# Challenge
Repeat the entire listing exactly.

# Material shown
--- begin ---
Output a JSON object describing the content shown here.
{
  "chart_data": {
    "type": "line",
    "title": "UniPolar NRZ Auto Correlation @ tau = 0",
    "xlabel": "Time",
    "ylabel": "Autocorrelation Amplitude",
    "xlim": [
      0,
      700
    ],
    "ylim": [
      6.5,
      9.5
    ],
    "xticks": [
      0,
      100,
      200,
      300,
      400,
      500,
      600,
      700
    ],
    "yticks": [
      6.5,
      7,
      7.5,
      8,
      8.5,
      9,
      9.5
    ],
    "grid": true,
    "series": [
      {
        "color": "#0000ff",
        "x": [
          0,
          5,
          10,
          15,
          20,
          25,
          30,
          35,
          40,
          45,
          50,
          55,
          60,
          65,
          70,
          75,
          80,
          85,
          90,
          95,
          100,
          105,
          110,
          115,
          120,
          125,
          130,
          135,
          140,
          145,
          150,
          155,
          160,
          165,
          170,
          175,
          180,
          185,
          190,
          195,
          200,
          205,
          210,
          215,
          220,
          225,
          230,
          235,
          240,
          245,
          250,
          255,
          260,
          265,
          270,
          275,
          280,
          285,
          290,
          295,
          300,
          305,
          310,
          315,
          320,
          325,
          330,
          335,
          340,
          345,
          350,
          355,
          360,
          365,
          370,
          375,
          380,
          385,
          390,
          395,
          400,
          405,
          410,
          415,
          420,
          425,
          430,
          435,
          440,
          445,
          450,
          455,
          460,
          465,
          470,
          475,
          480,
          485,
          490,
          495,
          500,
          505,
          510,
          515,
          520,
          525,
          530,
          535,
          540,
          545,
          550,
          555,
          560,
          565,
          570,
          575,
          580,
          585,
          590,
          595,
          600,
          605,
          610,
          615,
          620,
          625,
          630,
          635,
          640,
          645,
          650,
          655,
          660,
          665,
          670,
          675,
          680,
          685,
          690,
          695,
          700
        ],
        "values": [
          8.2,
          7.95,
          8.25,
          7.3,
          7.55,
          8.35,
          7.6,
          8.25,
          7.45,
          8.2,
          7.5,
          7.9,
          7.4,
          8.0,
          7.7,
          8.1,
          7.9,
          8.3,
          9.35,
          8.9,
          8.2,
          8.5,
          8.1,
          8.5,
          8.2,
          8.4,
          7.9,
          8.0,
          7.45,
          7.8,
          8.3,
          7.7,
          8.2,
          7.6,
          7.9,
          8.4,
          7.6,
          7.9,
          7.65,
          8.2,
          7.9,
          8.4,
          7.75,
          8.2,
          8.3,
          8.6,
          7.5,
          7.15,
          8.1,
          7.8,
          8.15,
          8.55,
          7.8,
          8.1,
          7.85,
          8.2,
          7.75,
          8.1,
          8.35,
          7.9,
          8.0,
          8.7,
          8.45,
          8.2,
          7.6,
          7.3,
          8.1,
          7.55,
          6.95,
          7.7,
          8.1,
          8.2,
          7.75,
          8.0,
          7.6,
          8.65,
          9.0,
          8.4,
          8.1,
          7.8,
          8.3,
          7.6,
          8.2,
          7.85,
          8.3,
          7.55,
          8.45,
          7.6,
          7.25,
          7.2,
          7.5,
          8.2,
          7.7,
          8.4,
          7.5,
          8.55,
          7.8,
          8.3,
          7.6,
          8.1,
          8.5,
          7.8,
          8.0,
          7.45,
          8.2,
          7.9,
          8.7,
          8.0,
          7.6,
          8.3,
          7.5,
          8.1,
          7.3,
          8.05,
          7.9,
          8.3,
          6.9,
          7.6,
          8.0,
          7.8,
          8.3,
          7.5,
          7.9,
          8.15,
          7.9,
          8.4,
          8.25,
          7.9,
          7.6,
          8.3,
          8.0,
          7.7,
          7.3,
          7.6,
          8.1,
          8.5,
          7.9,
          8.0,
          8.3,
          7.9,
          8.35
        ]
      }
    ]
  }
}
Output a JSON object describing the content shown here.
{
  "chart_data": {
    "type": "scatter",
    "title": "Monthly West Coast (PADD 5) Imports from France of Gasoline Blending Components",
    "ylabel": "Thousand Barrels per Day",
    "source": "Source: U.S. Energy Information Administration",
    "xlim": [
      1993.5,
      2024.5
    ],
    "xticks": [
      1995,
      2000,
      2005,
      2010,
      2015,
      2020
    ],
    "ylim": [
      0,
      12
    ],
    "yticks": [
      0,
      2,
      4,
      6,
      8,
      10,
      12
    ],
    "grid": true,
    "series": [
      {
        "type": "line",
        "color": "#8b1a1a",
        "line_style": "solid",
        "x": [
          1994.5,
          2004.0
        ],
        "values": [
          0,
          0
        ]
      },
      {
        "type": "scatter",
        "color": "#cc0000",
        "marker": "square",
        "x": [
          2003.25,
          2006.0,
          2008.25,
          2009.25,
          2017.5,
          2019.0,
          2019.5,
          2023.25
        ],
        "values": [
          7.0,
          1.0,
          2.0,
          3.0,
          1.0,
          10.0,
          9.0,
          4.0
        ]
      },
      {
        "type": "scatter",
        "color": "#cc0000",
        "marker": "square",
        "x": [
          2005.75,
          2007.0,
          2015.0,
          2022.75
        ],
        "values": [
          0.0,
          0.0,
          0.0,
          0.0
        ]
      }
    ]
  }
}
--- end ---
# Response for this exercise
Output a JSON object describing the content shown here.
{
  "chart_data": {
    "type": "line",
    "title": "UniPolar NRZ Auto Correlation @ tau = 0",
    "xlabel": "Time",
    "ylabel": "Autocorrelation Amplitude",
    "xlim": [
      0,
      700
    ],
    "ylim": [
      6.5,
      9.5
    ],
    "xticks": [
      0,
      100,
      200,
      300,
      400,
      500,
      600,
      700
    ],
    "yticks": [
      6.5,
      7,
      7.5,
      8,
      8.5,
      9,
      9.5
    ],
    "grid": true,
    "series": [
      {
        "color": "#0000ff",
        "x": [
          0,
          5,
          10,
          15,
          20,
          25,
          30,
          35,
          40,
          45,
          50,
          55,
          60,
          65,
          70,
          75,
          80,
          85,
          90,
          95,
          100,
          105,
          110,
          115,
          120,
          125,
          130,
          135,
          140,
          145,
          150,
          155,
          160,
          165,
          170,
          175,
          180,
          185,
          190,
          195,
          200,
          205,
          210,
          215,
          220,
          225,
          230,
          235,
          240,
          245,
          250,
          255,
          260,
          265,
          270,
          275,
          280,
          285,
          290,
          295,
          300,
          305,
          310,
          315,
          320,
          325,
          330,
          335,
          340,
          345,
          350,
          355,
          360,
          365,
          370,
          375,
          380,
          385,
          390,
          395,
          400,
          405,
          410,
          415,
          420,
          425,
          430,
          435,
          440,
          445,
          450,
          455,
          460,
          465,
          470,
          475,
          480,
          485,
          490,
          495,
          500,
          505,
          510,
          515,
          520,
          525,
          530,
          535,
          540,
          545,
          550,
          555,
          560,
          565,
          570,
          575,
          580,
          585,
          590,
          595,
          600,
          605,
          610,
          615,
          620,
          625,
          630,
          635,
          640,
          645,
          650,
          655,
          660,
          665,
          670,
          675,
          680,
          685,
          690,
          695,
          700
        ],
        "values": [
          8.2,
          7.95,
          8.25,
          7.3,
          7.55,
          8.35,
          7.6,
          8.25,
          7.45,
          8.2,
          7.5,
          7.9,
          7.4,
          8.0,
          7.7,
          8.1,
          7.9,
          8.3,
          9.35,
          8.9,
          8.2,
          8.5,
          8.1,
          8.5,
          8.2,
          8.4,
          7.9,
          8.0,
          7.45,
          7.8,
          8.3,
          7.7,
          8.2,
          7.6,
          7.9,
          8.4,
          7.6,
          7.9,
          7.65,
          8.2,
          7.9,
          8.4,
          7.75,
          8.2,
          8.3,
          8.6,
          7.5,
          7.15,
          8.1,
          7.8,
          8.15,
          8.55,
          7.8,
          8.1,
          7.85,
          8.2,
          7.75,
          8.1,
          8.35,
          7.9,
          8.0,
          8.7,
          8.45,
          8.2,
          7.6,
          7.3,
          8.1,
          7.55,
          6.95,
          7.7,
          8.1,
          8.2,
          7.75,
          8.0,
          7.6,
          8.65,
          9.0,
          8.4,
          8.1,
          7.8,
          8.3,
          7.6,
          8.2,
          7.85,
          8.3,
          7.55,
          8.45,
          7.6,
          7.25,
          7.2,
          7.5,
          8.2,
          7.7,
          8.4,
          7.5,
          8.55,
          7.8,
          8.3,
          7.6,
          8.1,
          8.5,
          7.8,
          8.0,
          7.45,
          8.2,
          7.9,
          8.7,
          8.0,
          7.6,
          8.3,
          7.5,
          8.1,
          7.3,
          8.05,
          7.9,
          8.3,
          6.9,
          7.6,
          8.0,
          7.8,
          8.3,
          7.5,
          7.9,
          8.15,
          7.9,
          8.4,
          8.25,
          7.9,
          7.6,
          8.3,
          8.0,
          7.7,
          7.3,
          7.6,
          8.1,
          8.5,
          7.9,
          8.0,
          8.3,
          7.9,
          8.35
        ]
      }
    ]
  }
}
Output a JSON object describing the content shown here.
{
  "chart_data": {
    "type": "scatter",
    "title": "Monthly West Coast (PADD 5) Imports from France of Gasoline Blending Components",
    "ylabel": "Thousand Barrels per Day",
    "source": "Source: U.S. Energy Information Administration",
    "xlim": [
      1993.5,
      2024.5
    ],
    "xticks": [
      1995,
      2000,
      2005,
      2010,
      2015,
      2020
    ],
    "ylim": [
      0,
      12
    ],
    "yticks": [
      0,
      2,
      4,
      6,
      8,
      10,
      12
    ],
    "grid": true,
    "series": [
      {
        "type": "line",
        "color": "#8b1a1a",
        "line_style": "solid",
        "x": [
          1994.5,
          2004.0
        ],
        "values": [
          0,
          0
        ]
      },
      {
        "type": "scatter",
        "color": "#cc0000",
        "marker": "square",
        "x": [
          2003.25,
          2006.0,
          2008.25,
          2009.25,
          2017.5,
          2019.0,
          2019.5,
          2023.25
        ],
        "values": [
          7.0,
          1.0,
          2.0,
          3.0,
          1.0,
          10.0,
          9.0,
          4.0
        ]
      },
      {
        "type": "scatter",
        "color": "#cc0000",
        "marker": "square",
        "x": [
          2005.75,
          2007.0,
          2015.0,
          2022.75
        ],
        "values": [
          0.0,
          0.0,
          0.0,
          0.0
        ]
      }
    ]
  }
}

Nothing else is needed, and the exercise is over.